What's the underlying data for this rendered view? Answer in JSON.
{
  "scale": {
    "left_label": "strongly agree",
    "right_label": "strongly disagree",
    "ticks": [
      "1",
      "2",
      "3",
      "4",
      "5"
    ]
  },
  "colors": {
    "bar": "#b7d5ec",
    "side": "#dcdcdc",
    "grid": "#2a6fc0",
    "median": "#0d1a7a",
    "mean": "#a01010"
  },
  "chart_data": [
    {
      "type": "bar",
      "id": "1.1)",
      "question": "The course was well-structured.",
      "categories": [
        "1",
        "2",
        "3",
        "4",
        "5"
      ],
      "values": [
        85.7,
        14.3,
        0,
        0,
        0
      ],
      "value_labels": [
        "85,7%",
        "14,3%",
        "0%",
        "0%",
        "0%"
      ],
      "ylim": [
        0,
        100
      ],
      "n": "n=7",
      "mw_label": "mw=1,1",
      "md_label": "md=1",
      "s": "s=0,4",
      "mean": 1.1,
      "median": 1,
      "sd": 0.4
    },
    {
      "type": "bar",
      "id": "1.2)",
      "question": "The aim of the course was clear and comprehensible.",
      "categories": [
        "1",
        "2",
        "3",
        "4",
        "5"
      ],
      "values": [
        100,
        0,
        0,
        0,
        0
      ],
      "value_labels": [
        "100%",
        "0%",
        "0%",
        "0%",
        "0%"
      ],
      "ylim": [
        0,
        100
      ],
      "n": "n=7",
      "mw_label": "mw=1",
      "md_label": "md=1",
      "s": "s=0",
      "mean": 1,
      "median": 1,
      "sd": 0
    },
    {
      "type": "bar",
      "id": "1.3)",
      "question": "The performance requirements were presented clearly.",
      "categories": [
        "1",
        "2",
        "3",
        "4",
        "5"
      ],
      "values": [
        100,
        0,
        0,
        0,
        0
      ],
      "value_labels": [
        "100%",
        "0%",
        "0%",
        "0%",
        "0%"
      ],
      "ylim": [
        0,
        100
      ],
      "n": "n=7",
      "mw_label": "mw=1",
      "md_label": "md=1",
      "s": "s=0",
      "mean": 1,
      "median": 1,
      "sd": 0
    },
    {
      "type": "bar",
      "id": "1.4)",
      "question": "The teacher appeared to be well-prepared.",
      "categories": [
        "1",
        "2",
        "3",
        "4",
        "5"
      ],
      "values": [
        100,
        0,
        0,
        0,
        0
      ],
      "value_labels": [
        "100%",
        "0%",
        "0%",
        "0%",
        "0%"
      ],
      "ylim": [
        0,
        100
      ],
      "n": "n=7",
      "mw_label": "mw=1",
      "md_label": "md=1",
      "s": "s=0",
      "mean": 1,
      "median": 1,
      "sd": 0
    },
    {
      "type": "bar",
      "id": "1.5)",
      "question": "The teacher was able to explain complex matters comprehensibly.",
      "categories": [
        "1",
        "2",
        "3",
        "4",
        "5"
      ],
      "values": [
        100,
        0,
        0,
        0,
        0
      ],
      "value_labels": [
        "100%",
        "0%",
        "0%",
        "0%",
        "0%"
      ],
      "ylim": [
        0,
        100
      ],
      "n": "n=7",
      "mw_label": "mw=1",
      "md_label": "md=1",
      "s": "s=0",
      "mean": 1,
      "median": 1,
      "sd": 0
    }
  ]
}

========

Written problem:
Each entry above is to be set down again in exactly the same words.

Written solution:
What's the underlying data for this rendered view? Answer in JSON.
{
  "scale": {
    "left_label": "strongly agree",
    "right_label": "strongly disagree",
    "ticks": [
      "1",
      "2",
      "3",
      "4",
      "5"
    ]
  },
  "colors": {
    "bar": "#b7d5ec",
    "side": "#dcdcdc",
    "grid": "#2a6fc0",
    "median": "#0d1a7a",
    "mean": "#a01010"
  },
  "chart_data": [
    {
      "type": "bar",
      "id": "1.1)",
      "question": "The course was well-structured.",
      "categories": [
        "1",
        "2",
        "3",
        "4",
        "5"
      ],
      "values": [
        85.7,
        14.3,
        0,
        0,
        0
      ],
      "value_labels": [
        "85,7%",
        "14,3%",
        "0%",
        "0%",
        "0%"
      ],
      "ylim": [
        0,
        100
      ],
      "n": "n=7",
      "mw_label": "mw=1,1",
      "md_label": "md=1",
      "s": "s=0,4",
      "mean": 1.1,
      "median": 1,
      "sd": 0.4
    },
    {
      "type": "bar",
      "id": "1.2)",
      "question": "The aim of the course was clear and comprehensible.",
      "categories": [
        "1",
        "2",
        "3",
        "4",
        "5"
      ],
      "values": [
        100,
        0,
        0,
        0,
        0
      ],
      "value_labels": [
        "100%",
        "0%",
        "0%",
        "0%",
        "0%"
      ],
      "ylim": [
        0,
        100
      ],
      "n": "n=7",
      "mw_label": "mw=1",
      "md_label": "md=1",
      "s": "s=0",
      "mean": 1,
      "median": 1,
      "sd": 0
    },
    {
      "type": "bar",
      "id": "1.3)",
      "question": "The performance requirements were presented clearly.",
      "categories": [
        "1",
        "2",
        "3",
        "4",
        "5"
      ],
      "values": [
        100,
        0,
        0,
        0,
        0
      ],
      "value_labels": [
        "100%",
        "0%",
        "0%",
        "0%",
        "0%"
      ],
      "ylim": [
        0,
        100
      ],
      "n": "n=7",
      "mw_label": "mw=1",
      "md_label": "md=1",
      "s": "s=0",
      "mean": 1,
      "median": 1,
      "sd": 0
    },
    {
      "type": "bar",
      "id": "1.4)",
      "question": "The teacher appeared to be well-prepared.",
      "categories": [
        "1",
        "2",
        "3",
        "4",
        "5"
      ],
      "values": [
        100,
        0,
        0,
        0,
        0
      ],
      "value_labels": [
        "100%",
        "0%",
        "0%",
        "0%",
        "0%"
      ],
      "ylim": [
        0,
        100
      ],
      "n": "n=7",
      "mw_label": "mw=1",
      "md_label": "md=1",
      "s": "s=0",
      "mean": 1,
      "median": 1,
      "sd": 0
    },
    {
      "type": "bar",
      "id": "1.5)",
      "question": "The teacher was able to explain complex matters comprehensibly.",
      "categories": [
        "1",
        "2",
        "3",
        "4",
        "5"
      ],
      "values": [
        100,
        0,
        0,
        0,
        0
      ],
      "value_labels": [
        "100%",
        "0%",
        "0%",
        "0%",
        "0%"
      ],
      "ylim": [
        0,
        100
      ],
      "n": "n=7",
      "mw_label": "mw=1",
      "md_label": "md=1",
      "s": "s=0",
      "mean": 1,
      "median": 1,
      "sd": 0
    }
  ]
}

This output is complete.